__Raw data__:
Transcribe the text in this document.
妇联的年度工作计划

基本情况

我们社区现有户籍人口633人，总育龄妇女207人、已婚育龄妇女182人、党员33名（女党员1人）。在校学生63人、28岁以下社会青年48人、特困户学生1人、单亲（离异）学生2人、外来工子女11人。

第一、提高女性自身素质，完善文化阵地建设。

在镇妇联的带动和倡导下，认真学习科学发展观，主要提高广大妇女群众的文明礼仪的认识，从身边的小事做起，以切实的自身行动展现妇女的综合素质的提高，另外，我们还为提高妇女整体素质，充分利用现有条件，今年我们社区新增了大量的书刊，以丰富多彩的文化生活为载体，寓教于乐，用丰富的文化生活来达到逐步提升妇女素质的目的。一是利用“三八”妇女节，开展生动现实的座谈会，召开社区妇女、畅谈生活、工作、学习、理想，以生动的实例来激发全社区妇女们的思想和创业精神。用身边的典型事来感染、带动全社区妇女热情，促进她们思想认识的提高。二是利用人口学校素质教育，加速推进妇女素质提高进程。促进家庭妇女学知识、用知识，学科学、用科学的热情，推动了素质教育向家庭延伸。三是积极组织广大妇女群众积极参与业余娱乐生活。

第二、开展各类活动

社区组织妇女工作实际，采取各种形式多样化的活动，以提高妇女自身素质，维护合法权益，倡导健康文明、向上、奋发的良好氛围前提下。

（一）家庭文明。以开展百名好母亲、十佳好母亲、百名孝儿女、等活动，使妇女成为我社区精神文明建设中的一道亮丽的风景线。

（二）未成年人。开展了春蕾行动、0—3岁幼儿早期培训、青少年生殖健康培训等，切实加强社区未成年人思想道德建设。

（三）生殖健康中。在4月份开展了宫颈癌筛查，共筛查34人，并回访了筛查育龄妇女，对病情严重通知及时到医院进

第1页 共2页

__Work to be completed__:
Reproduce each line verbatim.

__Response to this exercise__:
Transcribe the text in this document.
妇联的年度工作计划

基本情况

我们社区现有户籍人口633人，总育龄妇女207人、已婚育龄妇女182人、党员33名（女党员1人）。在校学生63人、28岁以下社会青年48人、特困户学生1人、单亲（离异）学生2人、外来工子女11人。

第一、提高女性自身素质，完善文化阵地建设。

在镇妇联的带动和倡导下，认真学习科学发展观，主要提高广大妇女群众的文明礼仪的认识，从身边的小事做起，以切实的自身行动展现妇女的综合素质的提高，另外，我们还为提高妇女整体素质，充分利用现有条件，今年我们社区新增了大量的书刊，以丰富多彩的文化生活为载体，寓教于乐，用丰富的文化生活来达到逐步提升妇女素质的目的。一是利用“三八”妇女节，开展生动现实的座谈会，召开社区妇女、畅谈生活、工作、学习、理想，以生动的实例来激发全社区妇女们的思想和创业精神。用身边的典型事来感染、带动全社区妇女热情，促进她们思想认识的提高。二是利用人口学校素质教育，加速推进妇女素质提高进程。促进家庭妇女学知识、用知识，学科学、用科学的热情，推动了素质教育向家庭延伸。三是积极组织广大妇女群众积极参与业余娱乐生活。

第二、开展各类活动

社区组织妇女工作实际，采取各种形式多样化的活动，以提高妇女自身素质，维护合法权益，倡导健康文明、向上、奋发的良好氛围前提下。

（一）家庭文明。以开展百名好母亲、十佳好母亲、百名孝儿女、等活动，使妇女成为我社区精神文明建设中的一道亮丽的风景线。

（二）未成年人。开展了春蕾行动、0—3岁幼儿早期培训、青少年生殖健康培训等，切实加强社区未成年人思想道德建设。

（三）生殖健康中。在4月份开展了宫颈癌筛查，共筛查34人，并回访了筛查育龄妇女，对病情严重通知及时到医院进

第1页 共2页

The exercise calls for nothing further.